__Extract__.

_ _ _ _ _

A delayed reckoning: King Charles and the future of the Commonwealth

Flag bearers outside Westminster Abbey after the Commonwealth Day Observance on 11 March 2013.
Flag bearers outside Westminster Abbey after the Commonwealth Day Observance on 11 March 2013. Photograph: Max Mumby/Indigo/Getty Images

On 13 March 2023, King Charles delivered his first Commonwealth Day message as monarch from the great pulpit at Westminster Abbey. Departing from the tradition of his predecessor, Queen Elizabeth, who typically pre-recorded her annual messages, Charles took the opportunity to deliver his address live and in person. Appealing directly to billions of Commonwealth citizens spread across 56 member countries, he declared that the voluntary association’s “near boundless potential as a force for good in the world demands our highest ambition; its sheer scale challenges us to unite and be bold”.

“This week marks the 10th anniversary of the charter of the Commonwealth, which gives expression to our defining values: peace and justice; tolerance, respect and solidarity; care for our environment and for the most vulnerable among us,” Charles continued. “These are not simply ideals. In each lies an imperative to act, and to make a practical difference in the lives of the 2.6 billion people who call the Commonwealth home.”

But in an era when Britain’s role on the global stage and the future of the Commonwealth itself remain uncertain, improving the lives of more than a third of the world’s population poses an enormous, perhaps insurmountable, challenge. How can 74-year-old King Charles, the oldest monarch to be crowned in British history, fulfil the ambitious, forward-looking promises of his Commonwealth Day message in the time he has left?

Most Britons are familiar with the Commonwealth if not particularly well-versed in its history. The Commonwealth arose from the dying flames of the British empire and has long been closely associated with Queen Elizabeth, who served as its head and most passionate champion for all of her 70-year reign. From the outset, she envisioned the Commonwealth as a powerful vehicle for forging new diplomatic relations with, and exerting soft influence over, Britain’s former colonies as they won their independence in the years after the second world war.

_ _ _ _ _

__Dataset content__.
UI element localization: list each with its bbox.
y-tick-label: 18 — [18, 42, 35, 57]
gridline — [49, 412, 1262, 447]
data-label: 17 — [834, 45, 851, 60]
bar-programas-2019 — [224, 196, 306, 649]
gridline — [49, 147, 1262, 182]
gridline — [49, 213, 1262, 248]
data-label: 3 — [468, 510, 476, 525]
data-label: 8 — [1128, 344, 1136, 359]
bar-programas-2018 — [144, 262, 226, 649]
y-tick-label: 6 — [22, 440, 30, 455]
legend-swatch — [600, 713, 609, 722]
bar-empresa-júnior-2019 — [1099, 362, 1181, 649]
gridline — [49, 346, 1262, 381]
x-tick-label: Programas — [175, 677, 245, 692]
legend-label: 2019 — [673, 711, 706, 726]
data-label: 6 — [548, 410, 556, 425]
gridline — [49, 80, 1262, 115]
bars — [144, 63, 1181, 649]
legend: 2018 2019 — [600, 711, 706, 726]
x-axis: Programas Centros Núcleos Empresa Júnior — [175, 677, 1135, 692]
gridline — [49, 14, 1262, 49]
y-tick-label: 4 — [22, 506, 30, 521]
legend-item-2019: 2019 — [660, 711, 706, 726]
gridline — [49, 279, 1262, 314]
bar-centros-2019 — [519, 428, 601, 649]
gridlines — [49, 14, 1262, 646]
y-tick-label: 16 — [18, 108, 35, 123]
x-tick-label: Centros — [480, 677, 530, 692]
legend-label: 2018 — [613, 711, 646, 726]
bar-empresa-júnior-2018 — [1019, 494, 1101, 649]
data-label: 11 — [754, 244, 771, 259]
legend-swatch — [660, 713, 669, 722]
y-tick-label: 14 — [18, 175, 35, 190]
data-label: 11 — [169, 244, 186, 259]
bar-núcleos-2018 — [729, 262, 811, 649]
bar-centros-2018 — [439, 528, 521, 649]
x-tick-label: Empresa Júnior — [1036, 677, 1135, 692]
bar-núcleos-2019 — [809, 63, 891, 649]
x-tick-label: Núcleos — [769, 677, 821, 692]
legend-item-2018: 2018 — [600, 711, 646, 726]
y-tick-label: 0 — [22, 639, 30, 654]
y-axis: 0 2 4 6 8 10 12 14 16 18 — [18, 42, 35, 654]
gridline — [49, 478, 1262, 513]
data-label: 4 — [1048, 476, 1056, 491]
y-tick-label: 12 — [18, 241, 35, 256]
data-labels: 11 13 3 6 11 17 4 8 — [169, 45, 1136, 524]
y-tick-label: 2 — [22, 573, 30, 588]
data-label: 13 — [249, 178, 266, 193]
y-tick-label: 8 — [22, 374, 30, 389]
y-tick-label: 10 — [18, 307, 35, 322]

_ _ _ _ _

__Short exercise A__. In the Commonwealth article, can you transcribe everything from "But in an era" down to "he has left?"?
__Short exercise B__. Can you restate the records word for word, everything from their very start down to the line containing "data-label: 11 — [169, 244, 186, 259]", with that line included?

__Solution A__.
But in an era when Britain’s role on the global stage and the future of the Commonwealth itself remain uncertain, improving the lives of more than a third of the world’s population poses an enormous, perhaps insurmountable, challenge. How can 74-year-old King Charles, the oldest monarch to be crowned in British history, fulfil the ambitious, forward-looking promises of his Commonwealth Day message in the time he has left?

__Solution B__.
UI element localization: list each with its bbox.
y-tick-label: 18 — [18, 42, 35, 57]
gridline — [49, 412, 1262, 447]
data-label: 17 — [834, 45, 851, 60]
bar-programas-2019 — [224, 196, 306, 649]
gridline — [49, 147, 1262, 182]
gridline — [49, 213, 1262, 248]
data-label: 3 — [468, 510, 476, 525]
data-label: 8 — [1128, 344, 1136, 359]
bar-programas-2018 — [144, 262, 226, 649]
y-tick-label: 6 — [22, 440, 30, 455]
legend-swatch — [600, 713, 609, 722]
bar-empresa-júnior-2019 — [1099, 362, 1181, 649]
gridline — [49, 346, 1262, 381]
x-tick-label: Programas — [175, 677, 245, 692]
legend-label: 2019 — [673, 711, 706, 726]
data-label: 6 — [548, 410, 556, 425]
gridline — [49, 80, 1262, 115]
bars — [144, 63, 1181, 649]
legend: 2018 2019 — [600, 711, 706, 726]
x-axis: Programas Centros Núcleos Empresa Júnior — [175, 677, 1135, 692]
gridline — [49, 14, 1262, 49]
y-tick-label: 4 — [22, 506, 30, 521]
legend-item-2019: 2019 — [660, 711, 706, 726]
gridline — [49, 279, 1262, 314]
bar-centros-2019 — [519, 428, 601, 649]
gridlines — [49, 14, 1262, 646]
y-tick-label: 16 — [18, 108, 35, 123]
x-tick-label: Centros — [480, 677, 530, 692]
legend-label: 2018 — [613, 711, 646, 726]
bar-empresa-júnior-2018 — [1019, 494, 1101, 649]
data-label: 11 — [754, 244, 771, 259]
legend-swatch — [660, 713, 669, 722]
y-tick-label: 14 — [18, 175, 35, 190]
data-label: 11 — [169, 244, 186, 259]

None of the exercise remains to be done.